──────── Data shown ────────

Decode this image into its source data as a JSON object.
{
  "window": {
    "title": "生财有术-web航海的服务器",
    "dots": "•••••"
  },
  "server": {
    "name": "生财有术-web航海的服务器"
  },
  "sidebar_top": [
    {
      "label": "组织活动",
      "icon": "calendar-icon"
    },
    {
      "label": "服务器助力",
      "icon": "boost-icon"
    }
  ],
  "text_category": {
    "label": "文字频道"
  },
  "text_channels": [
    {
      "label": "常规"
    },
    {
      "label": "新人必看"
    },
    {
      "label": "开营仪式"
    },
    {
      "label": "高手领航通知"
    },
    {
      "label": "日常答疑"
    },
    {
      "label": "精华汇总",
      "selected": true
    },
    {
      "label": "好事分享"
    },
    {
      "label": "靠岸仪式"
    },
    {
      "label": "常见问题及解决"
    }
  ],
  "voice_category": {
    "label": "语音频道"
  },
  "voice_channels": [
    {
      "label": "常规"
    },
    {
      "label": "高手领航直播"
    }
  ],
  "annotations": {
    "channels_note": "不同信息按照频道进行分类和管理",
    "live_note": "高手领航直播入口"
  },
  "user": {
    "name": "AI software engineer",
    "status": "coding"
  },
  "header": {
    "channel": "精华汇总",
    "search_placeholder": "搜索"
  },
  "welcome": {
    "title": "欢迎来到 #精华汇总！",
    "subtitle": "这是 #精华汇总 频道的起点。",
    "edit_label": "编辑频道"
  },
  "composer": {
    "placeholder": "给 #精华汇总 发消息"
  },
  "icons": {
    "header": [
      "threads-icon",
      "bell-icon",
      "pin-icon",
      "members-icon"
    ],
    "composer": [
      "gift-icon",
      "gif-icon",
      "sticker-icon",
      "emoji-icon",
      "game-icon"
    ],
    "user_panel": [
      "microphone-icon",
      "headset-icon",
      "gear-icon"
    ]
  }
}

────────

_What the task asks_:
Using the data above, output each line exactly.

_Exercise response_:
Decode this image into its source data as a JSON object.
{
  "window": {
    "title": "生财有术-web航海的服务器",
    "dots": "•••••"
  },
  "server": {
    "name": "生财有术-web航海的服务器"
  },
  "sidebar_top": [
    {
      "label": "组织活动",
      "icon": "calendar-icon"
    },
    {
      "label": "服务器助力",
      "icon": "boost-icon"
    }
  ],
  "text_category": {
    "label": "文字频道"
  },
  "text_channels": [
    {
      "label": "常规"
    },
    {
      "label": "新人必看"
    },
    {
      "label": "开营仪式"
    },
    {
      "label": "高手领航通知"
    },
    {
      "label": "日常答疑"
    },
    {
      "label": "精华汇总",
      "selected": true
    },
    {
      "label": "好事分享"
    },
    {
      "label": "靠岸仪式"
    },
    {
      "label": "常见问题及解决"
    }
  ],
  "voice_category": {
    "label": "语音频道"
  },
  "voice_channels": [
    {
      "label": "常规"
    },
    {
      "label": "高手领航直播"
    }
  ],
  "annotations": {
    "channels_note": "不同信息按照频道进行分类和管理",
    "live_note": "高手领航直播入口"
  },
  "user": {
    "name": "AI software engineer",
    "status": "coding"
  },
  "header": {
    "channel": "精华汇总",
    "search_placeholder": "搜索"
  },
  "welcome": {
    "title": "欢迎来到 #精华汇总！",
    "subtitle": "这是 #精华汇总 频道的起点。",
    "edit_label": "编辑频道"
  },
  "composer": {
    "placeholder": "给 #精华汇总 发消息"
  },
  "icons": {
    "header": [
      "threads-icon",
      "bell-icon",
      "pin-icon",
      "members-icon"
    ],
    "composer": [
      "gift-icon",
      "gif-icon",
      "sticker-icon",
      "emoji-icon",
      "game-icon"
    ],
    "user_panel": [
      "microphone-icon",
      "headset-icon",
      "gear-icon"
    ]
  }
}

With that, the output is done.